**SELECTION**
The Kadoories’ Hong Kong Real Estate Trophies Bloomberg

HONG KONG – The Kadoorie family is proving that anything’s possible in Hong Kong’s property market.

By turning a barren hillside into a multi billion-dollar fortune, they’ve shown what quiet perseverance can accomplish in a world where brash millionaires are increasingly being minted overnight.

The Kadoories’ propensity to hang on to and nurture assets has allowed them to amass a trove of trophy landmarks, from The Peninsula hotel to the city’s 125-year-old Peak Tram. Now, Bloomberg calculations based on estimates from three independent realtors reveals that the combined value of a huddle of residential properties on the Kowloon Peninsula, held by the family for more than 80 years, could be worth as much as $4.4 billion, bumping Michael Kadoorie’s net worth up to $11.3 billion and making him the sixth-richest man in Hong Kong, behind Henry Cheng and Raymond Kwok.

**RAW RECORDS**
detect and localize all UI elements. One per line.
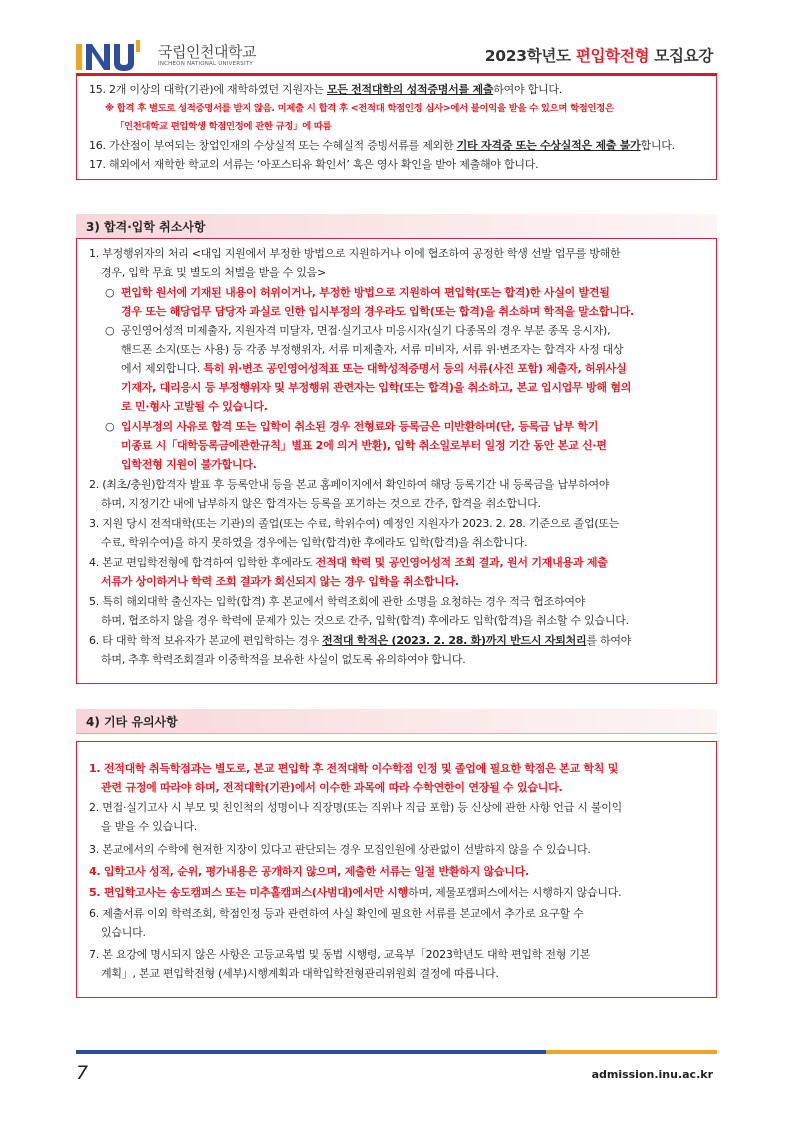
- footer-rule-orange: [546, 1050, 717, 1054]
- note-4: 4. 입학고사 성적, 순위, 평가내용은 공개하지 않으며, 제출한 서류는 일절 반환하지 않습니다.: [89, 865, 529, 878]
- sub-3-line-2: 미종료 시「대학등록금에관한규칙」별표 2에 의거 반환), 입학 취소일로부터 일정 기간 동안 본교 신·편: [121, 439, 607, 452]
- sub-3-line-3: 입학전형 지원이 불가합니다.: [121, 458, 257, 471]
- sub-1-line-1: 편입학 원서에 기재된 내용이 허위이거나, 부정한 방법으로 지원하여 편입학(또는 합격)한 사실이 발견될: [121, 286, 610, 299]
- item-15: 15. 2개 이상의 대학(기관)에 재학하였던 지원자는 모든 전적대학의 성적증명서를 제출하여야 합니다.: [89, 83, 562, 96]
- note-5: 5. 편입학고사는 송도캠퍼스 또는 미추홀캠퍼스(사범대)에서만 시행하며, 제물포캠퍼스에서는 시행하지 않습니다.: [89, 886, 622, 899]
- sub-2-line-1: 공인영어성적 미제출자, 지원자격 미달자, 면접·실기고사 미응시자(실기 다종목의 경우 부분 종목 응시자),: [121, 324, 611, 337]
- sub-3-line-1: 입시부정의 사유로 합격 또는 입학이 취소된 경우 전형료와 등록금은 미반환하며(단, 등록금 납부 학기: [121, 420, 599, 433]
- item-6-line-2: 하며, 추후 학력조회결과 이중학적을 보유한 사실이 없도록 유의하여야 합니다.: [101, 653, 466, 666]
- section-header-cancellation: 3) 합격·입학 취소사항: [76, 214, 717, 239]
- note-6-line-2: 있습니다.: [101, 926, 146, 939]
- item-1-line-2: 경우, 입학 무효 및 별도의 처벌을 받을 수 있음>: [101, 266, 326, 279]
- note-1-line-1: 1. 전적대학 취득학점과는 별도로, 본교 편입학 후 전적대학 이수학점 인정 및 졸업에 필요한 학점은 본교 학칙 및: [89, 762, 619, 775]
- item-3-line-1: 3. 지원 당시 전적대학(또는 기관)의 졸업(또는 수료, 학위수여) 예정인 지원자가 2023. 2. 28. 기준으로 졸업(또는: [89, 517, 620, 530]
- bullet-icon: ○: [105, 324, 115, 337]
- item-16: 16. 가산점이 부여되는 창업인재의 수상실적 또는 수혜실적 증빙서류를 제외한 기타 자격증 또는 수상실적은 제출 불가합니다.: [89, 139, 675, 152]
- bullet-icon: ○: [105, 420, 115, 433]
- item-17: 17. 해외에서 재학한 학교의 서류는 ‘아포스티유 확인서’ 혹은 영사 확인을 받아 제출해야 합니다.: [89, 158, 539, 171]
- other-notes-box: [76, 741, 717, 998]
- logo-english-name: INCHEON NATIONAL UNIVERSITY: [158, 61, 253, 67]
- note-7-line-2: 계획」, 본교 편입학전형 (세부)시행계획과 대학입학전형관리위원회 결정에 따릅니다.: [101, 967, 499, 980]
- item-4-line-2: 서류가 상이하거나 학력 조회 결과가 회신되지 않는 경우 입학을 취소합니다.: [101, 575, 459, 588]
- item-3-line-2: 수료, 학위수여)을 하지 못하였을 경우에는 입학(합격)한 후에라도 입학(합격)을 취소합니다.: [101, 536, 528, 549]
- sub-2-line-4: 기재자, 대리응시 등 부정행위자 및 부정행위 관련자는 입학(또는 합격)을 취소하고, 본교 입시업무 방해 혐의: [121, 381, 632, 394]
- page-number: 7: [76, 1062, 89, 1084]
- requirements-box-continued: [76, 76, 717, 180]
- item-4-line-1: 4. 본교 편입학전형에 합격하여 입학한 후에라도 전적대 학력 및 공인영어성적 조회 결과, 원서 기재내용과 제출: [89, 556, 608, 569]
- sub-1-line-2: 경우 또는 해당업무 담당자 과실로 인한 입시부정의 경우라도 입학(또는 합격)을 취소하며 학적을 말소합니다.: [121, 305, 634, 318]
- logo-korean-name: 국립인천대학교: [158, 43, 256, 61]
- note-1-line-2: 관련 규정에 따라야 하며, 전적대학(기관)에서 이수한 과목에 따라 수학연한이 연장될 수 있습니다.: [101, 781, 563, 794]
- sub-2-line-3: 에서 제외합니다. 특히 위·변조 공인영어성적표 또는 대학성적증명서 등의 서류(사진 포함) 제출자, 허위사실: [121, 362, 627, 375]
- inu-logo-mark: [76, 38, 156, 72]
- item-2-line-1: 2. (최초/충원)합격자 발표 후 등록안내 등을 본교 홈페이지에서 확인하여 해당 등록기간 내 등록금을 납부하여야: [89, 478, 610, 491]
- cancellation-box: [76, 238, 717, 684]
- item-6-line-1: 6. 타 대학 학적 보유자가 본교에 편입학하는 경우 전적대 학적은 (2023. 2. 28. 화)까지 반드시 자퇴처리를 하여야: [89, 634, 632, 647]
- item-5-line-2: 하며, 협조하지 않을 경우 학력에 문제가 있는 것으로 간주, 입학(합격) 후에라도 입학(합격)을 취소할 수 있습니다.: [101, 614, 629, 627]
- section-header-other-notes: 4) 기타 유의사항: [76, 709, 717, 734]
- note-7-line-1: 7. 본 요강에 명시되지 않은 사항은 고등교육법 및 동법 시행령, 교육부「2023학년도 대학 편입학 전형 기본: [89, 948, 591, 961]
- note-6-line-1: 6. 제출서류 이외 학력조회, 학점인정 등과 관련하여 사실 확인에 필요한 서류를 본교에서 추가로 요구할 수: [89, 907, 584, 920]
- item-2-line-2: 하며, 지정기간 내에 납부하지 않은 합격자는 등록을 포기하는 것으로 간주, 합격을 취소합니다.: [101, 497, 541, 510]
- item-1-line-1: 1. 부정행위자의 처리 <대입 지원에서 부정한 방법으로 지원하거나 이에 협조하여 공정한 학생 선발 업무를 방해한: [89, 247, 621, 260]
- note-2-line-1: 2. 면접·실기고사 시 부모 및 친인척의 성명이나 직장명(또는 직위나 직급 포함) 등 신상에 관한 사항 언급 시 불이익: [89, 801, 623, 814]
- sub-2-line-2: 핸드폰 소지(또는 사용) 등 각종 부정행위자, 서류 미제출자, 서류 미비자, 서류 위·변조자는 합격자 사정 대상: [121, 343, 624, 356]
- bullet-icon: ○: [105, 286, 115, 299]
- sub-2-line-5: 로 민·형사 고발될 수 있습니다.: [121, 400, 268, 413]
- note-3: 3. 본교에서의 수학에 현저한 지장이 있다고 판단되는 경우 모집인원에 상관없이 선발하지 않을 수 있습니다.: [89, 843, 591, 856]
- item-5-line-1: 5. 특히 해외대학 출신자는 입학(합격) 후 본교에서 학력조회에 관한 소명을 요청하는 경우 적극 협조하여야: [89, 595, 586, 608]
- title-highlight: 편입학전형: [575, 47, 650, 65]
- footer-website: admission.inu.ac.kr: [591, 1068, 713, 1081]
- note-2-line-2: 을 받을 수 있습니다.: [101, 820, 197, 833]
- footer-rule-blue: [76, 1050, 546, 1054]
- note-line-2: 「인천대학교 편입학생 학점인정에 관한 규정」에 따름: [115, 121, 332, 132]
- note-line-1: ※ 합격 후 별도로 성적증명서를 받지 않음. 미제출 시 합격 후 <전적대 학점인정 심사>에서 불이익을 받을 수 있으며 학점인정은: [105, 103, 614, 114]
- document-title: 2023학년도 편입학전형 모집요강: [484, 47, 713, 65]
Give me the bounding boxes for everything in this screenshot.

**THE TASKS**
1/ Echo the Kadoorie family article word for word, everything from "The Kadoories’ Hong" down to "Kong’s property market.".
2/ Give what follows in the article about the Kadoorie family's Hong Kong property, starting after its last sentence.

**ANSWERS**
1/
The Kadoories’ Hong Kong Real Estate Trophies Bloomberg

HONG KONG – The Kadoorie family is proving that anything’s possible in Hong Kong’s property market.

2/
Their history in the far East can be traced back to the 1880s, when Sir Elly Kadoorie, and his older brother Ellis, Baghdad Iraqi-born Jews arrived in Hong Kong to work for another prominent family of the Baghdad Jewish diaspora, the Sassoons. They later set up a brokerage that enabled them to build up stakes in hotels, banking and power generation facilities. In 1922 Ellis died a bachelor, leaving Elly to carry on the family name. In 1931 he had the foresight to buy a large plot of land near Mong Kok. It cost HK$326,000 ($41,530) or about $200,000 based on the Silver Standard exchange rate at the time, and there wasn’t much there save a few scrubby trees. Today, it’s a verdant oasis, just a stone’s throw from one of the most densely populated neighborhoods on Earth. That’s par for the course in Hong Kong, where the yawning gap between the haves and have-nots is immediately visible. House prices in the city have risen 167 percent over the past decade, making it the world’s least affordable.

The original plan was to offload the houses as they were completed, but by 1935, because only two plots had sold, the family decided to lease the properties and keep building new ones over time. By 1941, 34 houses had been constructed, and were occupied throughout the war by the Japanese army — which did not pay rent — while Elly’s family was interned.

Building resumed after the war and now, stately white houses peek from behind high, bougainvillea-laced walls. Kadoorie Estates spans eight hectares and each of the 85 stand-alone residences (plus one management office) has its own garden, some with pools. There are also 39 colonial-era apartments.

They’re home to a mix of corporate and high-net-worth individuals, with a handful of media and music celebrities (Hong Kong actor and singer Andy Lau lives there) thrown in. Many tenants are long-term residents; in some cases, their occupancy exceeds 30 years.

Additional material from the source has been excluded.